======== ОТРЫВОК ТЕКСТА

Скончавшегося в ночь на 4 апреля композитора Никиту Богословского похоронят на Новодевичьем кладбище. Перед этим состоится отпевание в церкви в композиторском Брюсовом переулке. Во время гражданской панихиды выступят деятели искусства, друзья, коллеги. Будут произноситься заезженные фразы о том, что от нас ушел, безвременно скончался, легенда отечественного музыкального искусства, родоначальник и основатель, прекрасный человек, его песни всегда будут любимы народом, большой мастер, навсегда останется в наших сердцах... Все это будет. Вокруг гроба будут стоять люди и думать каждый о своем. Потому что надгробных речей никто никогда не слушает.

================

## [ЧТО ТРЕБУЕТСЯ]
**a.** Перепишите из отрывка дословно фрагмент, начиная со слов «Скончавшегося в ночь» и заканчивая словами «никогда не слушает.».
**b.** Изложите суть отрывка в двух предложениях.
Приведённые далее строки никак не связаны с отрывком.

======== СТРОКИ ДАННЫХ

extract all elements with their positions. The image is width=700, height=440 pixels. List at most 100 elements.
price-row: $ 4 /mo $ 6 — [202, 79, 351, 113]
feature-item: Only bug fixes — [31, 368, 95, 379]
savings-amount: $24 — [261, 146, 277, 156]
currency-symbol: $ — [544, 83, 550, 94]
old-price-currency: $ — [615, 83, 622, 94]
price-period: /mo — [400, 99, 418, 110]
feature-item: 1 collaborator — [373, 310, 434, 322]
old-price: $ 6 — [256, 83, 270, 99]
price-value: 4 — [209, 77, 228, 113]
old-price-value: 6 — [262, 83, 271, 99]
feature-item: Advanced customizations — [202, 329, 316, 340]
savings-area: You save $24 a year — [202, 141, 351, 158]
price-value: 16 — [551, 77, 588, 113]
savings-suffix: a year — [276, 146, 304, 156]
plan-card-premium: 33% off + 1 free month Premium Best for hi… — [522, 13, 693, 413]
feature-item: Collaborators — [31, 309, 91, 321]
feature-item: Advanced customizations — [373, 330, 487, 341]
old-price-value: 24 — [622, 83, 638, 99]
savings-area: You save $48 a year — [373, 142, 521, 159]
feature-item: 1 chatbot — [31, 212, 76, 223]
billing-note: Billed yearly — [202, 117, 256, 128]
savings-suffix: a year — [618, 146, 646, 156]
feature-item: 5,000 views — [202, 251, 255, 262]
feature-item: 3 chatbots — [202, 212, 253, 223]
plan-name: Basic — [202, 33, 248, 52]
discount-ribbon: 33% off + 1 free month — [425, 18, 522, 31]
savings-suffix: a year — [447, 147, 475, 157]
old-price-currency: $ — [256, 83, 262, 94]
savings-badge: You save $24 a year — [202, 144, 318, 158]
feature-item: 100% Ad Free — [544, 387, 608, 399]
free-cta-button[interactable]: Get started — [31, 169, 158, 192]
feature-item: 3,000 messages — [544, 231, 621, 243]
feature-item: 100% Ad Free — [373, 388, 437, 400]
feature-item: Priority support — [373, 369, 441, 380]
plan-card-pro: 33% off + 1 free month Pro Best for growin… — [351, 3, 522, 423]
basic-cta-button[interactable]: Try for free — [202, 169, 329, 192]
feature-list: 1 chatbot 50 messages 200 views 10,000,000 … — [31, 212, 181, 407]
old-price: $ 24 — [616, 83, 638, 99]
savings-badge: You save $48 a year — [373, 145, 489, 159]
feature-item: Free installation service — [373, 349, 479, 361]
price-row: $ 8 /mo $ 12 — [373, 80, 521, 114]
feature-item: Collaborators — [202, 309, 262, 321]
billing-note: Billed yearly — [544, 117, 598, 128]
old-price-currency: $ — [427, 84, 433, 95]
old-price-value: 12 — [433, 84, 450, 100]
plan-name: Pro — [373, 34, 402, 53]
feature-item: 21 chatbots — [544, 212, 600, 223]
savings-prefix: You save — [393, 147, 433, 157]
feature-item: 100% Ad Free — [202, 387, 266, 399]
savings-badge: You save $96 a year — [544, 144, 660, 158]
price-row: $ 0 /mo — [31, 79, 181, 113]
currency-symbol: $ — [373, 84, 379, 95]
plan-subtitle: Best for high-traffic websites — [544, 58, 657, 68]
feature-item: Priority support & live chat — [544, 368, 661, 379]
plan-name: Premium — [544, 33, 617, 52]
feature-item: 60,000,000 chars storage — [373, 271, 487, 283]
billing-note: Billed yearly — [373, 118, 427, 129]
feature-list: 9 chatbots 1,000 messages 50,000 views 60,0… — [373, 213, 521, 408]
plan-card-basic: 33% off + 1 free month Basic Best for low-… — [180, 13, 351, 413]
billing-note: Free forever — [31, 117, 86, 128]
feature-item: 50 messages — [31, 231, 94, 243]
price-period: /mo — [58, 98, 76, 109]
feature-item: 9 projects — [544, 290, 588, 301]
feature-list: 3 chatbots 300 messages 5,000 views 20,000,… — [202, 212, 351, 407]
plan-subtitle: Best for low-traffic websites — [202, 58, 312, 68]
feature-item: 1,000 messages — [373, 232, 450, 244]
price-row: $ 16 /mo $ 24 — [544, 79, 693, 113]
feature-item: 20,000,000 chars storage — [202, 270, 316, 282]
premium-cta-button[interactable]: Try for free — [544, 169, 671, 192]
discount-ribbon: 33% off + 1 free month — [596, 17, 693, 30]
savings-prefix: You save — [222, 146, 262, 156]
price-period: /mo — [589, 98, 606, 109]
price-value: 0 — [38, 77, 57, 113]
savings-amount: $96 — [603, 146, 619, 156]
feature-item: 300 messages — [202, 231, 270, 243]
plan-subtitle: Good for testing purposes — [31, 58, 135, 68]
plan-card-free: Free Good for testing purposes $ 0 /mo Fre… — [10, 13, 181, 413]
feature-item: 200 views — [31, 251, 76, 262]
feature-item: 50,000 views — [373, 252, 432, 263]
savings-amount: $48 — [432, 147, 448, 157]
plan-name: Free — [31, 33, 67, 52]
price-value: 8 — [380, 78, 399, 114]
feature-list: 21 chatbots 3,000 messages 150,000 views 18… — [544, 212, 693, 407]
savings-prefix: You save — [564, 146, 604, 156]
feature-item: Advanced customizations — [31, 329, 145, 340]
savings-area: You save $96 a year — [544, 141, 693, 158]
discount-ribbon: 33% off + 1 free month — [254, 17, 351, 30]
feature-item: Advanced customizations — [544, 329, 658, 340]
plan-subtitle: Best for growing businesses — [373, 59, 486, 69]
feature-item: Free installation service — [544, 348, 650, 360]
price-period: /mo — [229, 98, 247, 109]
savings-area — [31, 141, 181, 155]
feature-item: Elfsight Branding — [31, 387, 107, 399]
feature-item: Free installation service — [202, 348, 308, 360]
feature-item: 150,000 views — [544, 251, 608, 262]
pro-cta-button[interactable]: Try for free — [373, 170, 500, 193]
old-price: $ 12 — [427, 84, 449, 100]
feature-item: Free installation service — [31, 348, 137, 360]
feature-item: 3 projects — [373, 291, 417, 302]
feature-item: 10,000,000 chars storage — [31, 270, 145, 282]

================

## [ОТВЕТЫ К ЗАДАНИЯМ]
**a.**
Скончавшегося в ночь на 4 апреля композитора Никиту Богословского похоронят на Новодевичьем кладбище. Перед этим состоится отпевание в церкви в композиторском Брюсовом переулке. Во время гражданской панихиды выступят деятели искусства, друзья, коллеги. Будут произноситься заезженные фразы о том, что от нас ушел, безвременно скончался, легенда отечественного музыкального искусства, родоначальник и основатель, прекрасный человек, его песни всегда будут любимы народом, большой мастер, навсегда останется в наших сердцах... Все это будет. Вокруг гроба будут стоять люди и думать каждый о своем. Потому что надгробных речей никто никогда не слушает.

**b.** Композитора Никиту Богословского, скончавшегося в ночь на 4 апреля, похоронят на Новодевичьем кладбище после отпевания в церкви в Брюсовом переулке. На гражданской панихиде выступят деятели искусства, друзья и коллеги и прозвучат заезженные фразы, хотя надгробных речей никто никогда не слушает.